- **PASSAGE GIVEN**

================================

Federal 7th Circuit Court
Criminal Court
Sentencing
Citation
Case Number: 
No. 18-2165
Decision Date: 
December 3, 2018
Federal District: 
S.D. Ill.
Holding: 
Affirmed

Dist. Ct. did not err in sentencing defendant to 10-year mandatory minimum sentence on drug offense pursuant to recidivist enhancement provision set forth in 21 USC section 841(b)(1)(B), based upon defendant’s 1996 California felony drug offense, even though California reclassified her California offense from felony to misdemeanor at some point after defendant had entered guilty plea, but before date of defendant’s sentencing hearing. Terms of section 841 applied, since defendant’s California conviction was “final” at time she committed instant offense, and reclassification did nothing to alter historical fact that defendant’s conviction had become final. Ct. also rejected defendant’s claim that applying instant enhancement under this record would violate 5th Amendment’s due process and equal protection clauses.

================================

- **GIVEN EXERCISE A**
Could you reproduce the Seventh Circuit sentencing summary word for word?

================================

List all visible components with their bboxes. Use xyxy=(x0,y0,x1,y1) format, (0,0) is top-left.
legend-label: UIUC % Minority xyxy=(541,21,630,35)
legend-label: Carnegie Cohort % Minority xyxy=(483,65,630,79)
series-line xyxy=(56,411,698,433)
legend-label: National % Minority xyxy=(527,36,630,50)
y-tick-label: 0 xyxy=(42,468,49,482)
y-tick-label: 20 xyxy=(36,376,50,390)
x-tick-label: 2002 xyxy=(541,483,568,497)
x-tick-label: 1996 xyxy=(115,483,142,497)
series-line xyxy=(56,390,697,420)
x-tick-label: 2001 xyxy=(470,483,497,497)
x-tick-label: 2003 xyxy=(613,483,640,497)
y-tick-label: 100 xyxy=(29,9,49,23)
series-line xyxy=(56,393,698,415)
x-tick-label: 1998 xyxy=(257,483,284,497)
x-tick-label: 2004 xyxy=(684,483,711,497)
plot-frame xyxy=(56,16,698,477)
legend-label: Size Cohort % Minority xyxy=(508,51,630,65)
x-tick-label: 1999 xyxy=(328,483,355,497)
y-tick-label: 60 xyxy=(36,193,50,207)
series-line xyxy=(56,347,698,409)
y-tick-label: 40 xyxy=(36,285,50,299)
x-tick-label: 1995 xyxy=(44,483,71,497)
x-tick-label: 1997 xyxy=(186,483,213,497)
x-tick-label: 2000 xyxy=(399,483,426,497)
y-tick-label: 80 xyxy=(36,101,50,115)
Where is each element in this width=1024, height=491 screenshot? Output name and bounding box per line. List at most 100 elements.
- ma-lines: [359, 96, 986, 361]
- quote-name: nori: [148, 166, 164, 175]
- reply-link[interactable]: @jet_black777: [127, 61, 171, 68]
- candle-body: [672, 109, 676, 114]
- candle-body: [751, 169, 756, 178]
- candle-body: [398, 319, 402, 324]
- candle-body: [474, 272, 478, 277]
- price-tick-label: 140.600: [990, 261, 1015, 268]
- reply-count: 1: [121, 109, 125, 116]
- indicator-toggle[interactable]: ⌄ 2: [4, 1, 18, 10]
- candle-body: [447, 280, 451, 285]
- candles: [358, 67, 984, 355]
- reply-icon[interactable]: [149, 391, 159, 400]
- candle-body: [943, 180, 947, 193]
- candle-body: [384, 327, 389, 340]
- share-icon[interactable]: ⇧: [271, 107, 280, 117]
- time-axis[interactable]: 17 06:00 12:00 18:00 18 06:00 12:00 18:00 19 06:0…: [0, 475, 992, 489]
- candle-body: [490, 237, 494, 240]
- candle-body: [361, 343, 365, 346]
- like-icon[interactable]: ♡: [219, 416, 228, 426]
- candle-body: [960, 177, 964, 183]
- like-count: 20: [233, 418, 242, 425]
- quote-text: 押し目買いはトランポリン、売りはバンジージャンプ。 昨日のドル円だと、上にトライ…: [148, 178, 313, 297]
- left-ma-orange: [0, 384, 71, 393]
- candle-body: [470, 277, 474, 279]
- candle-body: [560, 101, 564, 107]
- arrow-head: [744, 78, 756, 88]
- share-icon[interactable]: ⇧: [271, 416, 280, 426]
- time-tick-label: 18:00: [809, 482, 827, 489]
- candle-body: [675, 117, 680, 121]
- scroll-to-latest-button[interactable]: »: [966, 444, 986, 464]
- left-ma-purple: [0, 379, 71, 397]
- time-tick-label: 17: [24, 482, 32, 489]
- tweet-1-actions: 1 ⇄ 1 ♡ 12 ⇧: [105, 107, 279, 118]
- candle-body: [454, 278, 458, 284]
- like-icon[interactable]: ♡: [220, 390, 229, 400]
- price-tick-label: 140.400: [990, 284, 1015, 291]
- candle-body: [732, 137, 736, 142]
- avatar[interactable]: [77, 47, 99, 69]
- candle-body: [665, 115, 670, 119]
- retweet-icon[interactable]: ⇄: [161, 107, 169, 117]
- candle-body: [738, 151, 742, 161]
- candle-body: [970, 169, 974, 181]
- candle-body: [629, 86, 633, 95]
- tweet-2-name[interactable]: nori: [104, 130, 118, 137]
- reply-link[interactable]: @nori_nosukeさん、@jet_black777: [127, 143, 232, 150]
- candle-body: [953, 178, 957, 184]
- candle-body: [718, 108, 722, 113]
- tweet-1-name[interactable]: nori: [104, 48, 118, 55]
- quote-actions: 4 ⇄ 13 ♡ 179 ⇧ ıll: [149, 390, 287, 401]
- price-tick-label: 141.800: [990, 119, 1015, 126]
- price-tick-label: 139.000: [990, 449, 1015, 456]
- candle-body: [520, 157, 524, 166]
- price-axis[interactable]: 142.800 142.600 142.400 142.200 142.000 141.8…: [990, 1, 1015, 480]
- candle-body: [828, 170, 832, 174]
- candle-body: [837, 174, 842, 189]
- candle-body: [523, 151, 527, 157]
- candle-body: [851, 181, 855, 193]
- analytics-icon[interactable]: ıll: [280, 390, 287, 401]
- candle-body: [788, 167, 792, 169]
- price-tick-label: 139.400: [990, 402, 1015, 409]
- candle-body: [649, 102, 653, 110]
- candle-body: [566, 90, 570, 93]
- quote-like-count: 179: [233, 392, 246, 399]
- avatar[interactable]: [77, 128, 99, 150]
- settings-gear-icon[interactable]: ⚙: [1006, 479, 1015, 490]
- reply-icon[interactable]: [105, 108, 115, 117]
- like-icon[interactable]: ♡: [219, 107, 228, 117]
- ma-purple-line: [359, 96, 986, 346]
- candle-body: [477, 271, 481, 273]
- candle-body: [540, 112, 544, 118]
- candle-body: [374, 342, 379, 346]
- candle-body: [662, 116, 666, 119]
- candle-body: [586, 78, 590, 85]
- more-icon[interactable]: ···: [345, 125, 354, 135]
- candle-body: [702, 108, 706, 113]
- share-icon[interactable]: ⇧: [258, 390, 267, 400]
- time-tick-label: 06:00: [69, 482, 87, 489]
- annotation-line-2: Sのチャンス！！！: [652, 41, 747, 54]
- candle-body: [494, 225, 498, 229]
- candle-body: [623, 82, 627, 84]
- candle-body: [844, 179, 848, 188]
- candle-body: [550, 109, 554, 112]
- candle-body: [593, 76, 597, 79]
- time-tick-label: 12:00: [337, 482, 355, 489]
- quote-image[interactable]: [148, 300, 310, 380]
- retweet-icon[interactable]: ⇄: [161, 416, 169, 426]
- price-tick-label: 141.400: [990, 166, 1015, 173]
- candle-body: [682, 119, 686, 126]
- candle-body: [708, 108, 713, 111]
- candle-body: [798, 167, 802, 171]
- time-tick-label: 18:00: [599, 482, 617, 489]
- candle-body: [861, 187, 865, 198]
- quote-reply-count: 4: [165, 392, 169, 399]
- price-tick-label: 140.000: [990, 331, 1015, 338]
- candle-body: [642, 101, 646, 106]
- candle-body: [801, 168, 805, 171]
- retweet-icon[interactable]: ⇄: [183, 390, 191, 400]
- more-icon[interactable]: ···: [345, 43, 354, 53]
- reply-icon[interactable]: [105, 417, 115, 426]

================================

- **GIVEN EXERCISE B**
In the part of the entries that opens with their first line and closes with the line containing "x-tick-label: 2002 xyxy=(541,483,568,497)", can you replace "legend-label" with "legend-text", leave everything else untouched, and give back only that part?

- **EXERCISE RESULT A**
Federal 7th Circuit Court
Criminal Court
Sentencing
Citation
Case Number: 
No. 18-2165
Decision Date: 
December 3, 2018
Federal District: 
S.D. Ill.
Holding: 
Affirmed

Dist. Ct. did not err in sentencing defendant to 10-year mandatory minimum sentence on drug offense pursuant to recidivist enhancement provision set forth in 21 USC section 841(b)(1)(B), based upon defendant’s 1996 California felony drug offense, even though California reclassified her California offense from felony to misdemeanor at some point after defendant had entered guilty plea, but before date of defendant’s sentencing hearing. Terms of section 841 applied, since defendant’s California conviction was “final” at time she committed instant offense, and reclassification did nothing to alter historical fact that defendant’s conviction had become final. Ct. also rejected defendant’s claim that applying instant enhancement under this record would violate 5th Amendment’s due process and equal protection clauses.

- **EXERCISE RESULT B**
List all visible components with their bboxes. Use xyxy=(x0,y0,x1,y1) format, (0,0) is top-left.
legend-text: UIUC % Minority xyxy=(541,21,630,35)
legend-text: Carnegie Cohort % Minority xyxy=(483,65,630,79)
series-line xyxy=(56,411,698,433)
legend-text: National % Minority xyxy=(527,36,630,50)
y-tick-label: 0 xyxy=(42,468,49,482)
y-tick-label: 20 xyxy=(36,376,50,390)
x-tick-label: 2002 xyxy=(541,483,568,497)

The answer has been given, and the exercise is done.